
    Saving Wildcats receives reports of feral domestic cats from the public and identifies target cats for TNVR using camera traps. We then conduct extensive on-the-ground communications with local communities, followed by door-knocking and leafletting to try and establish whether the target cat is a feral cat, or owned pet cat.

    We do everything we can to avoid accidentally trapping pet cats, but if they still find their way into a trap, we will release them immediately. If your cat is collared or microchipped, this will make them much easier for us to rapidly identify.

  • Trap

    Once we have identified a target, we put out a cat-specific trap and try to entice the cat into the trap with either food or a valerian root lure (like catnip). This is always done with permission from the landowner.


    We cover the traps with bespoke waterproof trap-covers and put them under cover where possible (e.g. inside a barn). We do not set traps in bad weather.

▶ Given information
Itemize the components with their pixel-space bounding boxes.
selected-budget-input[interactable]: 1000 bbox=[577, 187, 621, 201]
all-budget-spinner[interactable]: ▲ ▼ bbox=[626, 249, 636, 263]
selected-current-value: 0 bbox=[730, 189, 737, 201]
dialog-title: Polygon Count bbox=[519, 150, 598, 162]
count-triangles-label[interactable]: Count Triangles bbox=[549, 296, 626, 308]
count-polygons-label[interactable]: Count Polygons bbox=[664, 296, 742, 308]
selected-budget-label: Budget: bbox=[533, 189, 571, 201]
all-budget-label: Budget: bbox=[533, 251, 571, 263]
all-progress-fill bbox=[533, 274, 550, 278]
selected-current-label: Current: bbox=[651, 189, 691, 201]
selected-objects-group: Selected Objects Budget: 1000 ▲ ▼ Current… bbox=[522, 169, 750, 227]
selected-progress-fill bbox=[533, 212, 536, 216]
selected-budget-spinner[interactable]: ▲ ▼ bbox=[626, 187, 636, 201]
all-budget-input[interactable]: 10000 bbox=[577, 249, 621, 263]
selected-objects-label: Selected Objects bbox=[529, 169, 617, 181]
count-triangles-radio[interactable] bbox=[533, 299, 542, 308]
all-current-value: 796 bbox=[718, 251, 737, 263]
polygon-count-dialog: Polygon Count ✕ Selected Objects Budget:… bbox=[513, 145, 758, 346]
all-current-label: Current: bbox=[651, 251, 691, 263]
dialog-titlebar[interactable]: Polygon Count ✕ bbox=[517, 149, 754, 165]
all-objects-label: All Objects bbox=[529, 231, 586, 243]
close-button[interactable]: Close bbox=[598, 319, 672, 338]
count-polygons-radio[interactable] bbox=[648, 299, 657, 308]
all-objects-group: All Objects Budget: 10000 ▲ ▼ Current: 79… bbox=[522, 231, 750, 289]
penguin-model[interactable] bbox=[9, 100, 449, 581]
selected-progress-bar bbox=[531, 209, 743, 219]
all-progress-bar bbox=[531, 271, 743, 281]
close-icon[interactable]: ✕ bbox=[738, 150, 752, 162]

▶ Work instructions
Return the passage above about trapping feral cats word for word, in full.

▶ Written response

    Saving Wildcats receives reports of feral domestic cats from the public and identifies target cats for TNVR using camera traps. We then conduct extensive on-the-ground communications with local communities, followed by door-knocking and leafletting to try and establish whether the target cat is a feral cat, or owned pet cat.

    We do everything we can to avoid accidentally trapping pet cats, but if they still find their way into a trap, we will release them immediately. If your cat is collared or microchipped, this will make them much easier for us to rapidly identify.

  • Trap

    Once we have identified a target, we put out a cat-specific trap and try to entice the cat into the trap with either food or a valerian root lure (like catnip). This is always done with permission from the landowner.


    We cover the traps with bespoke waterproof trap-covers and put them under cover where possible (e.g. inside a barn). We do not set traps in bad weather.